Figure collection entries:
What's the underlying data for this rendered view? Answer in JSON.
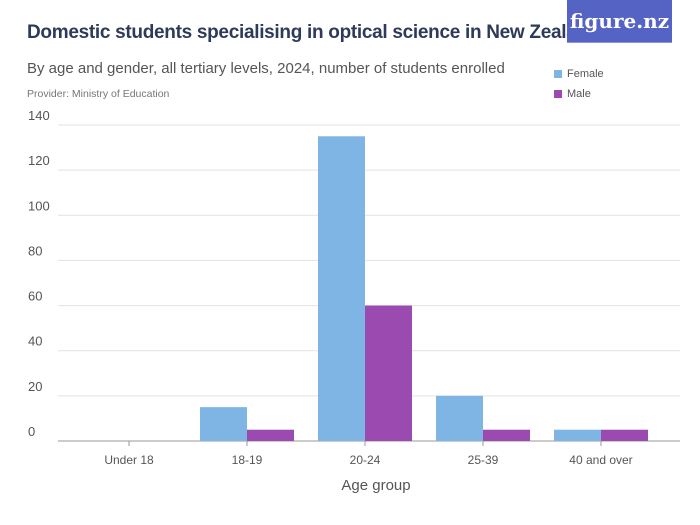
{
  "title": "Domestic students specialising in optical science in New Zealand",
  "subtitle": "By age and gender, all tertiary levels, 2024, number of students enrolled",
  "provider": "Provider: Ministry of Education",
  "logo": "figure.nz",
  "chart_data": {
    "type": "bar",
    "title": "Domestic students specialising in optical science in New Zealand",
    "xlabel": "Age group",
    "ylabel": "",
    "ylim": [
      0,
      140
    ],
    "yticks": [
      0,
      20,
      40,
      60,
      80,
      100,
      120,
      140
    ],
    "grid": true,
    "legend_position": "top-right",
    "categories": [
      "Under 18",
      "18-19",
      "20-24",
      "25-39",
      "40 and over"
    ],
    "series": [
      {
        "name": "Female",
        "color": "#7eb5e5",
        "values": [
          0,
          15,
          135,
          20,
          5
        ]
      },
      {
        "name": "Male",
        "color": "#9b4bb0",
        "values": [
          0,
          5,
          60,
          5,
          5
        ]
      }
    ]
  }
}
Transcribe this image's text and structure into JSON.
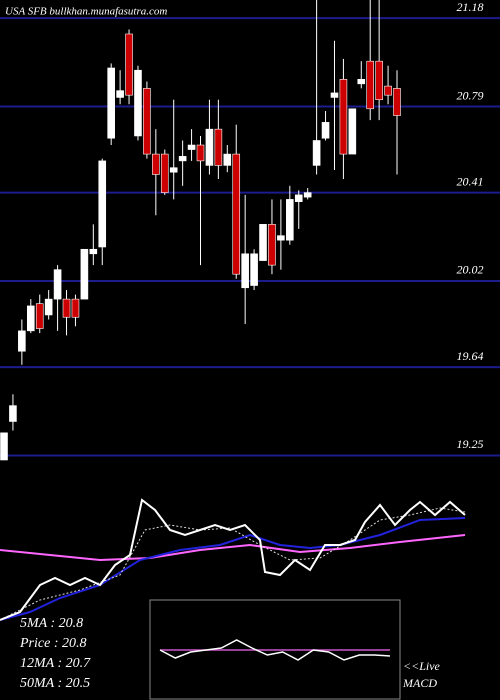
{
  "chart_data": [
    {
      "type": "candlestick",
      "title": "USA SFB bullkhan.munafasutra.com",
      "open": [
        19.23,
        19.4,
        19.71,
        19.8,
        19.92,
        19.87,
        19.94,
        19.94,
        19.94,
        19.94,
        20.14,
        20.17,
        20.65,
        20.83,
        21.11,
        20.66,
        20.87,
        20.58,
        20.58,
        20.5,
        20.55,
        20.6,
        20.62,
        20.53,
        20.69,
        20.53,
        20.58,
        19.99,
        20.0,
        20.11,
        20.27,
        20.2,
        20.2,
        20.37,
        20.39,
        20.53,
        20.65,
        20.83,
        20.91,
        20.58,
        20.89,
        20.99,
        20.99,
        20.88,
        20.87
      ],
      "high": [
        19.35,
        19.52,
        19.85,
        19.94,
        19.96,
        19.98,
        20.09,
        19.98,
        19.96,
        20.16,
        20.27,
        20.56,
        20.98,
        20.95,
        21.13,
        20.97,
        20.9,
        20.69,
        20.6,
        20.82,
        20.64,
        20.69,
        20.66,
        20.82,
        20.82,
        20.62,
        20.71,
        20.4,
        20.16,
        20.27,
        20.38,
        20.38,
        20.44,
        20.42,
        20.43,
        21.26,
        20.77,
        21.08,
        21.0,
        20.78,
        20.99,
        21.26,
        21.26,
        20.97,
        20.95
      ],
      "low": [
        19.23,
        19.36,
        19.65,
        19.79,
        19.79,
        19.85,
        19.8,
        19.78,
        19.82,
        19.94,
        20.09,
        20.09,
        20.62,
        20.8,
        20.8,
        20.64,
        20.56,
        20.31,
        20.4,
        20.38,
        20.44,
        20.55,
        20.09,
        20.49,
        20.47,
        20.5,
        20.03,
        19.83,
        19.98,
        20.11,
        20.05,
        20.07,
        20.18,
        20.25,
        20.38,
        20.49,
        20.64,
        20.51,
        20.47,
        20.58,
        20.87,
        20.73,
        20.73,
        20.8,
        20.49
      ],
      "close": [
        19.35,
        19.47,
        19.8,
        19.91,
        19.81,
        19.94,
        20.07,
        19.86,
        19.86,
        20.16,
        20.16,
        20.55,
        20.96,
        20.86,
        20.84,
        20.95,
        20.58,
        20.49,
        20.41,
        20.52,
        20.57,
        20.62,
        20.55,
        20.69,
        20.53,
        20.58,
        20.05,
        20.14,
        20.14,
        20.27,
        20.09,
        20.22,
        20.38,
        20.4,
        20.41,
        20.64,
        20.72,
        20.85,
        20.58,
        20.78,
        20.91,
        20.78,
        20.82,
        20.84,
        20.75
      ],
      "up_color": "#ffffff",
      "down_color": "#cc0000",
      "grid_color": "#1c1c8c",
      "ylim": [
        19.23,
        21.26
      ],
      "yticks": [
        21.18,
        20.79,
        20.41,
        20.02,
        19.64,
        19.25
      ]
    },
    {
      "type": "line",
      "legend": [
        "5MA : 20.8",
        "Price : 20.8",
        "12MA : 20.7",
        "50MA : 20.5"
      ],
      "xlim": [
        0,
        465
      ],
      "ylim": [
        0,
        100
      ],
      "series": [
        {
          "color": "#ff66ff",
          "x": [
            0,
            50,
            100,
            150,
            200,
            250,
            300,
            350,
            400,
            465
          ],
          "values": [
            56,
            52,
            48,
            49.6,
            56,
            60,
            54.4,
            57.6,
            62.4,
            68
          ]
        },
        {
          "color": "#2222dd",
          "x": [
            0,
            30,
            60,
            100,
            140,
            180,
            220,
            250,
            280,
            310,
            340,
            380,
            420,
            465
          ],
          "values": [
            0,
            6.4,
            17.6,
            28,
            48,
            56,
            60,
            68,
            60,
            57.6,
            60,
            68,
            80,
            81.6
          ]
        },
        {
          "color": "#dddddd",
          "dash": true,
          "x": [
            0,
            40,
            80,
            120,
            145,
            170,
            200,
            230,
            260,
            290,
            320,
            350,
            380,
            410,
            440,
            465
          ],
          "values": [
            0,
            16,
            24,
            36,
            72,
            76,
            72,
            73.6,
            60,
            48,
            49.6,
            64,
            80,
            84,
            89.6,
            86.4
          ]
        },
        {
          "color": "#ffffff",
          "x": [
            0,
            20,
            40,
            55,
            70,
            85,
            100,
            115,
            130,
            142,
            155,
            170,
            185,
            200,
            215,
            230,
            245,
            260,
            265,
            280,
            295,
            310,
            325,
            340,
            355,
            365,
            380,
            395,
            410,
            420,
            435,
            450,
            465
          ],
          "values": [
            0,
            6.4,
            28,
            33.6,
            28,
            33.6,
            28,
            44,
            52,
            96,
            88,
            72,
            68,
            72,
            76,
            72,
            76,
            64,
            38.4,
            36,
            48,
            40,
            60,
            60,
            64,
            78.4,
            92,
            76,
            88,
            94.4,
            84,
            94.4,
            84
          ]
        }
      ]
    },
    {
      "type": "line",
      "annotation": [
        "<<Live",
        "MACD"
      ],
      "xlim": [
        0,
        15
      ],
      "ylim": [
        0,
        100
      ],
      "series": [
        {
          "color": "#cc55cc",
          "values": [
            50,
            50,
            50,
            50,
            50,
            50,
            50,
            50,
            50,
            50,
            50,
            50,
            50,
            50,
            50,
            50
          ]
        },
        {
          "color": "#ffffff",
          "values": [
            50,
            42,
            48,
            50,
            52,
            60,
            52,
            45,
            48,
            40,
            50,
            48,
            40,
            45,
            45,
            44
          ]
        }
      ]
    }
  ]
}
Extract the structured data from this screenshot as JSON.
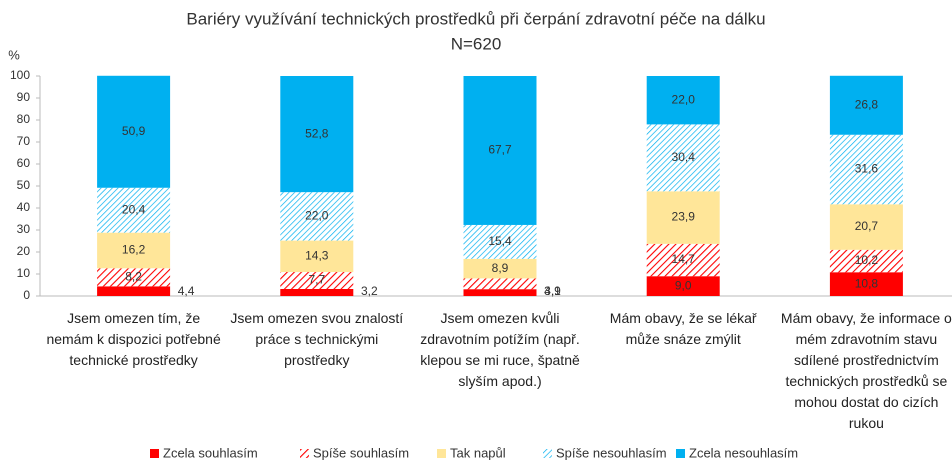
{
  "chart_data": {
    "type": "stacked_bar",
    "title": "Bariéry využívání technických prostředků při čerpání zdravotní péče na dálku",
    "subtitle": "N=620",
    "y_axis_label": "%",
    "categories": [
      "Jsem omezen tím, že nemám k dispozici potřebné technické prostředky",
      "Jsem omezen svou znalostí práce s technickými prostředky",
      "Jsem omezen kvůli zdravotním potížím (např. klepou se mi ruce, špatně slyším apod.)",
      "Mám obavy, že se lékař může snáze zmýlit",
      "Mám obavy, že informace o mém zdravotním stavu sdílené prostřednictvím technických prostředků se mohou dostat do cizích rukou"
    ],
    "series": [
      {
        "name": "Zcela souhlasím",
        "color": "#ff0000",
        "hatch": false,
        "values": [
          4.4,
          3.2,
          3.1,
          9.0,
          10.8
        ],
        "value_labels": [
          "4,4",
          "3,2",
          "3,1",
          "9,0",
          "10,8"
        ]
      },
      {
        "name": "Spíše souhlasím",
        "color": "#ff0000",
        "hatch": true,
        "values": [
          8.2,
          7.7,
          4.9,
          14.7,
          10.2
        ],
        "value_labels": [
          "8,2",
          "7,7",
          "4,9",
          "14,7",
          "10,2"
        ]
      },
      {
        "name": "Tak napůl",
        "color": "#ffe699",
        "hatch": false,
        "values": [
          16.2,
          14.3,
          8.9,
          23.9,
          20.7
        ],
        "value_labels": [
          "16,2",
          "14,3",
          "8,9",
          "23,9",
          "20,7"
        ]
      },
      {
        "name": "Spíše nesouhlasím",
        "color": "#00b0f0",
        "hatch": true,
        "values": [
          20.4,
          22.0,
          15.4,
          30.4,
          31.6
        ],
        "value_labels": [
          "20,4",
          "22,0",
          "15,4",
          "30,4",
          "31,6"
        ]
      },
      {
        "name": "Zcela nesouhlasím",
        "color": "#00b0f0",
        "hatch": false,
        "values": [
          50.9,
          52.8,
          67.7,
          22.0,
          26.8
        ],
        "value_labels": [
          "50,9",
          "52,8",
          "67,7",
          "22,0",
          "26,8"
        ]
      }
    ],
    "ylim": [
      0,
      100
    ],
    "yticks": [
      0,
      10,
      20,
      30,
      40,
      50,
      60,
      70,
      80,
      90,
      100
    ],
    "grid": false,
    "legend": "bottom"
  }
}
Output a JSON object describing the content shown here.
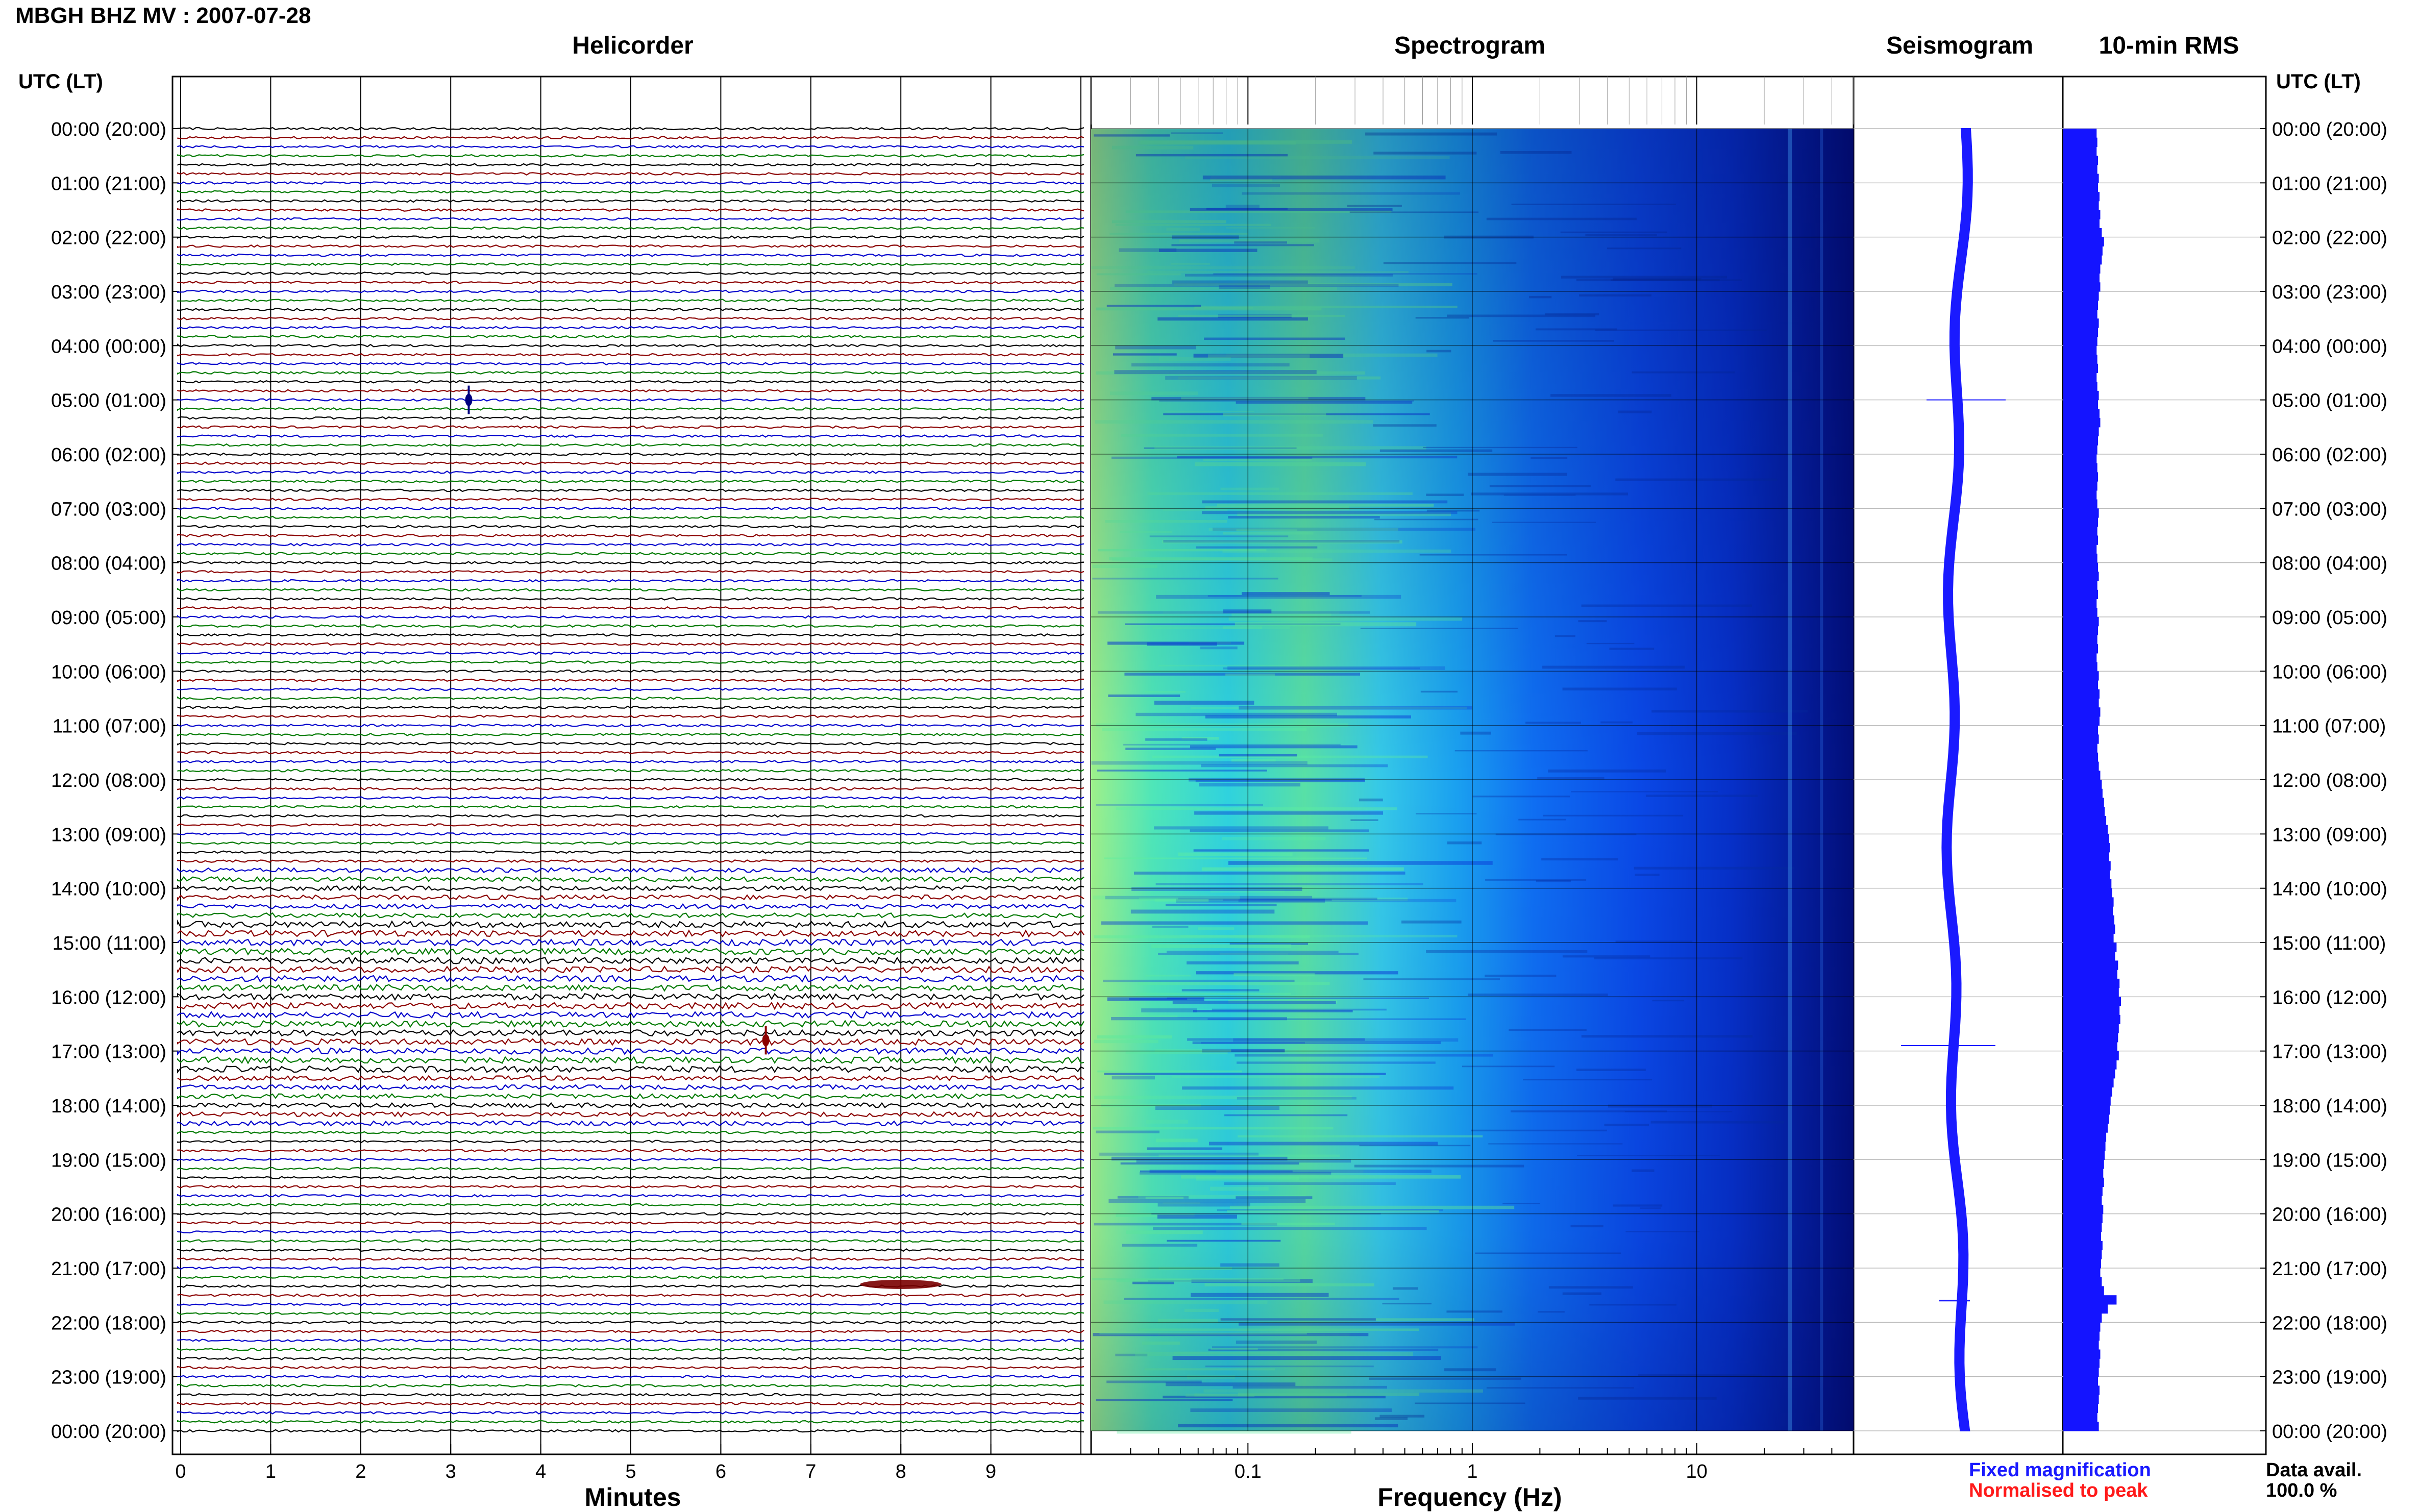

▶ _Written exercise_
In the material above, show every line where the word "name" turns up.

▶ _Final answer_
        "name": "Female",
        "name": "Male",
        "name": "Zcela souhlasím",
        "name": "Spíše souhlasím",
        "name": "Tak napůl",
        "name": "Spíše nesouhlasím",
        "name": "Zcela nesouhlasím",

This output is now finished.